Information provided:

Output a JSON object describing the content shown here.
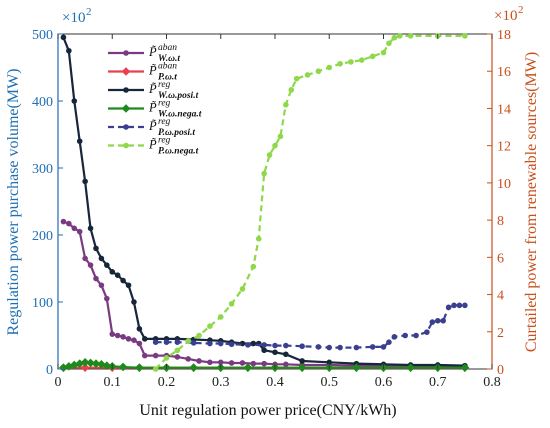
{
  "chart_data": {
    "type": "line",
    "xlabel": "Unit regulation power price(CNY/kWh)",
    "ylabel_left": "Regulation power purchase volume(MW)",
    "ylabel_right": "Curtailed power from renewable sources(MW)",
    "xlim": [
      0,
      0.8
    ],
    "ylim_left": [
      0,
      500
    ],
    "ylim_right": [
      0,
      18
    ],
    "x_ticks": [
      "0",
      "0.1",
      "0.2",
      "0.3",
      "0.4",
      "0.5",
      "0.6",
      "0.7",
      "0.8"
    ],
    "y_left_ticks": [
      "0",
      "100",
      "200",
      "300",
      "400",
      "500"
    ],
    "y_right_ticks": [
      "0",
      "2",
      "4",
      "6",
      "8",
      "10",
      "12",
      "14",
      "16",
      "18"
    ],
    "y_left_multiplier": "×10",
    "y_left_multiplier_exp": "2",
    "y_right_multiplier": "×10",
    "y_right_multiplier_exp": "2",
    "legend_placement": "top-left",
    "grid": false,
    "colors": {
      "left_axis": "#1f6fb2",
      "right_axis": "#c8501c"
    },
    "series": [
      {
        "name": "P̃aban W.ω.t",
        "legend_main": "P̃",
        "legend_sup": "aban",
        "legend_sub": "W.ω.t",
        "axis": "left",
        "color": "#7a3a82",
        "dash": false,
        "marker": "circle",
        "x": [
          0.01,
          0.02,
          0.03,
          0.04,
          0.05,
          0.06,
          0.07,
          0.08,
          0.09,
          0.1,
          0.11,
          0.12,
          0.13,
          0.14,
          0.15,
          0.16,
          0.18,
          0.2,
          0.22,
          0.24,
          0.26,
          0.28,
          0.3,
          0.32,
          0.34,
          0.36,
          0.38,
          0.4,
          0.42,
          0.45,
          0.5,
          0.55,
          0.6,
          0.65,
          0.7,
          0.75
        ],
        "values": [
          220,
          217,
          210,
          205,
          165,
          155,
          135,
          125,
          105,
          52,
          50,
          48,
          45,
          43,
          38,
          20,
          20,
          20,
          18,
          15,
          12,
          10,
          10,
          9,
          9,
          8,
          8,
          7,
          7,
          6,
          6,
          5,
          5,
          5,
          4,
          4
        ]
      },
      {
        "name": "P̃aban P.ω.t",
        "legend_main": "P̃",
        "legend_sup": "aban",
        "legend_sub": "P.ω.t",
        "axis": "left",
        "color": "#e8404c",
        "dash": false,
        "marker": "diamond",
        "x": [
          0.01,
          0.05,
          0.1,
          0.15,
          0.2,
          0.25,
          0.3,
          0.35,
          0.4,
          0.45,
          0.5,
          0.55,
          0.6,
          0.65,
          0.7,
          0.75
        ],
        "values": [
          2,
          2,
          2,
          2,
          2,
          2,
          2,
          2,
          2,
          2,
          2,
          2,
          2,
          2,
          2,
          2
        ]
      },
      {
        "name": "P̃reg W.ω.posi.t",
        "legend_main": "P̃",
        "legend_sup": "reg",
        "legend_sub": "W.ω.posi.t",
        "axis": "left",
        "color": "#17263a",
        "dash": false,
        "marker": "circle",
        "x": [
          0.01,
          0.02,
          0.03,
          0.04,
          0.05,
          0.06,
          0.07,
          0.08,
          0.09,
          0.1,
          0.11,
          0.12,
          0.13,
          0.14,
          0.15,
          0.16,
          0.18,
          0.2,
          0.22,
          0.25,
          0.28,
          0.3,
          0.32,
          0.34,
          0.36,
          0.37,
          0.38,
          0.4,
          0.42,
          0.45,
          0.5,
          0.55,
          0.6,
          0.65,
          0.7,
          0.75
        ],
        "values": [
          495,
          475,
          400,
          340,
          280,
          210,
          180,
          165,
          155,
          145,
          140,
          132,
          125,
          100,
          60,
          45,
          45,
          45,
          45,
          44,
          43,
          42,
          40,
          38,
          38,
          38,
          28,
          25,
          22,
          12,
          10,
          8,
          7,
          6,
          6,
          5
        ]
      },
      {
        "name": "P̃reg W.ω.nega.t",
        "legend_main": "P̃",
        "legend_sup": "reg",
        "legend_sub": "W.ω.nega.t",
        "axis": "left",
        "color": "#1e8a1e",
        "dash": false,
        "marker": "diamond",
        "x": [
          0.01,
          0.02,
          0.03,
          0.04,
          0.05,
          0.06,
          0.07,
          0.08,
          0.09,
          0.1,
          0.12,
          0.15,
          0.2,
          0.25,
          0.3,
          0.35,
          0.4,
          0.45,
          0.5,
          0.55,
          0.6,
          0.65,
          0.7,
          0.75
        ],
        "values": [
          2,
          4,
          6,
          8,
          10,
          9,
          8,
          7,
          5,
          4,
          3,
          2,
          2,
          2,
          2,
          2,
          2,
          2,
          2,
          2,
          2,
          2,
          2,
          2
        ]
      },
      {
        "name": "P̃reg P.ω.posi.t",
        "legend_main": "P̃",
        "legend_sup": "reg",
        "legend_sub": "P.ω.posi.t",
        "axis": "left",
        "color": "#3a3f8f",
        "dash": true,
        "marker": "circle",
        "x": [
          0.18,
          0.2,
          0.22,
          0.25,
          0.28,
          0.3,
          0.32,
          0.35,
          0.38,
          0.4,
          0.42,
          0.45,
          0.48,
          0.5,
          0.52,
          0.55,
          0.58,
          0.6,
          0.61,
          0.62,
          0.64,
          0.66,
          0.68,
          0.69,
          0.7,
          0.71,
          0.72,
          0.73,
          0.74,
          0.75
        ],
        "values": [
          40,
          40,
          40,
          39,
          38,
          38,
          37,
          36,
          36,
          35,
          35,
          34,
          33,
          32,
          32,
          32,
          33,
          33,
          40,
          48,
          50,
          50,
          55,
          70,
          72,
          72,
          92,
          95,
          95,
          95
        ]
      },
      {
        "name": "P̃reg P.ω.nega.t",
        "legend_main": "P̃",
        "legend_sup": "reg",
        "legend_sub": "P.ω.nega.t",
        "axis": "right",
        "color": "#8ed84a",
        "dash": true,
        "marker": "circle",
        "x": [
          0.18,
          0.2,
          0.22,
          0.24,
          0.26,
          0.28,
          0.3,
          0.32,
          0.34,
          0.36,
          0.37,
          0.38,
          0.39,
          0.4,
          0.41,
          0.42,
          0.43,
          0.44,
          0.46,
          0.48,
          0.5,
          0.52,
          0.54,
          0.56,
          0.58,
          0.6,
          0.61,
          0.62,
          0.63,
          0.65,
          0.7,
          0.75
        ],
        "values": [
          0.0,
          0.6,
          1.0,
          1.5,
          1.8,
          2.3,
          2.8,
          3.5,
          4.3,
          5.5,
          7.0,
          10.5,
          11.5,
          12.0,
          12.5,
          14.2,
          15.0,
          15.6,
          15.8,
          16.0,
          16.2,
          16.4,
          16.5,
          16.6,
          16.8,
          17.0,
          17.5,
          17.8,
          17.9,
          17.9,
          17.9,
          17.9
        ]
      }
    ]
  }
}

Given task: Count how many lines above contain the word "power". Reply with the number alone.

Task output: 3